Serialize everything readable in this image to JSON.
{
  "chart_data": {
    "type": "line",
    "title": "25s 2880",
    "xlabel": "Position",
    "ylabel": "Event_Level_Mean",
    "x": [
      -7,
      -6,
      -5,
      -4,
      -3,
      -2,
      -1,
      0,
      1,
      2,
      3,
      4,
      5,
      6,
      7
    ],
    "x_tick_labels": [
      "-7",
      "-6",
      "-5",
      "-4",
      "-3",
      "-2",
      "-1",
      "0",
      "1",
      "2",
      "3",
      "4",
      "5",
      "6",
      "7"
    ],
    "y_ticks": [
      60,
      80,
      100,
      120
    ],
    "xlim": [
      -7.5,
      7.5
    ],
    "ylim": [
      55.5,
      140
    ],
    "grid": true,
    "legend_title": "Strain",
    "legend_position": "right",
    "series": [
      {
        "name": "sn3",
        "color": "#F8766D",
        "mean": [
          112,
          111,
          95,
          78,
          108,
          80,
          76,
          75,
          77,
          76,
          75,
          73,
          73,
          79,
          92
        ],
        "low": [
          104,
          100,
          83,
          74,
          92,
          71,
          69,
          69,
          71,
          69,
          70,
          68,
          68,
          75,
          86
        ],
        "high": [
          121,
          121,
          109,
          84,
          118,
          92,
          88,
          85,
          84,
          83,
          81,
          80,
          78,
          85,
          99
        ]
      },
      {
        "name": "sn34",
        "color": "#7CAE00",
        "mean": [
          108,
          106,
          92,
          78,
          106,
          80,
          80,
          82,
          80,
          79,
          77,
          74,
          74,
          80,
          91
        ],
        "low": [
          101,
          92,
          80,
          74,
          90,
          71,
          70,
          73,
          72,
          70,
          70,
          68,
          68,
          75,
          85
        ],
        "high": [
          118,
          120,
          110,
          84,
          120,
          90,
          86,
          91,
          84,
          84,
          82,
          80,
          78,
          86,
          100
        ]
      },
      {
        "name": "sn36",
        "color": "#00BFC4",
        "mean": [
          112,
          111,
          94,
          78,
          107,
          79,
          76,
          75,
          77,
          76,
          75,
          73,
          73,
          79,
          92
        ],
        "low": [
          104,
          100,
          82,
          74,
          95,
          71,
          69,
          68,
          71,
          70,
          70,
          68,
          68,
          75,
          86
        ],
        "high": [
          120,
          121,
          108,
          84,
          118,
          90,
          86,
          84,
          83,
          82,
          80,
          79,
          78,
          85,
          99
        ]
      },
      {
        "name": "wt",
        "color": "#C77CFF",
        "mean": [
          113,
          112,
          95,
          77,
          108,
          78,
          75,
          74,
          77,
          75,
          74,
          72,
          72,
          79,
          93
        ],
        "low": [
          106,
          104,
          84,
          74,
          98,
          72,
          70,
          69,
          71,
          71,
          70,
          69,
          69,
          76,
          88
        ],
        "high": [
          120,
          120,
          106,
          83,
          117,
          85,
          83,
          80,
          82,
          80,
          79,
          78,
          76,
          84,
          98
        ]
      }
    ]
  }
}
============
PROBLEM REQUIREMENTS:
Extract the data exactly as given.

SOLUTION:
Serialize everything readable in this image to JSON.
{
  "chart_data": {
    "type": "line",
    "title": "25s 2880",
    "xlabel": "Position",
    "ylabel": "Event_Level_Mean",
    "x": [
      -7,
      -6,
      -5,
      -4,
      -3,
      -2,
      -1,
      0,
      1,
      2,
      3,
      4,
      5,
      6,
      7
    ],
    "x_tick_labels": [
      "-7",
      "-6",
      "-5",
      "-4",
      "-3",
      "-2",
      "-1",
      "0",
      "1",
      "2",
      "3",
      "4",
      "5",
      "6",
      "7"
    ],
    "y_ticks": [
      60,
      80,
      100,
      120
    ],
    "xlim": [
      -7.5,
      7.5
    ],
    "ylim": [
      55.5,
      140
    ],
    "grid": true,
    "legend_title": "Strain",
    "legend_position": "right",
    "series": [
      {
        "name": "sn3",
        "color": "#F8766D",
        "mean": [
          112,
          111,
          95,
          78,
          108,
          80,
          76,
          75,
          77,
          76,
          75,
          73,
          73,
          79,
          92
        ],
        "low": [
          104,
          100,
          83,
          74,
          92,
          71,
          69,
          69,
          71,
          69,
          70,
          68,
          68,
          75,
          86
        ],
        "high": [
          121,
          121,
          109,
          84,
          118,
          92,
          88,
          85,
          84,
          83,
          81,
          80,
          78,
          85,
          99
        ]
      },
      {
        "name": "sn34",
        "color": "#7CAE00",
        "mean": [
          108,
          106,
          92,
          78,
          106,
          80,
          80,
          82,
          80,
          79,
          77,
          74,
          74,
          80,
          91
        ],
        "low": [
          101,
          92,
          80,
          74,
          90,
          71,
          70,
          73,
          72,
          70,
          70,
          68,
          68,
          75,
          85
        ],
        "high": [
          118,
          120,
          110,
          84,
          120,
          90,
          86,
          91,
          84,
          84,
          82,
          80,
          78,
          86,
          100
        ]
      },
      {
        "name": "sn36",
        "color": "#00BFC4",
        "mean": [
          112,
          111,
          94,
          78,
          107,
          79,
          76,
          75,
          77,
          76,
          75,
          73,
          73,
          79,
          92
        ],
        "low": [
          104,
          100,
          82,
          74,
          95,
          71,
          69,
          68,
          71,
          70,
          70,
          68,
          68,
          75,
          86
        ],
        "high": [
          120,
          121,
          108,
          84,
          118,
          90,
          86,
          84,
          83,
          82,
          80,
          79,
          78,
          85,
          99
        ]
      },
      {
        "name": "wt",
        "color": "#C77CFF",
        "mean": [
          113,
          112,
          95,
          77,
          108,
          78,
          75,
          74,
          77,
          75,
          74,
          72,
          72,
          79,
          93
        ],
        "low": [
          106,
          104,
          84,
          74,
          98,
          72,
          70,
          69,
          71,
          71,
          70,
          69,
          69,
          76,
          88
        ],
        "high": [
          120,
          120,
          106,
          83,
          117,
          85,
          83,
          80,
          82,
          80,
          79,
          78,
          76,
          84,
          98
        ]
      }
    ]
  }
}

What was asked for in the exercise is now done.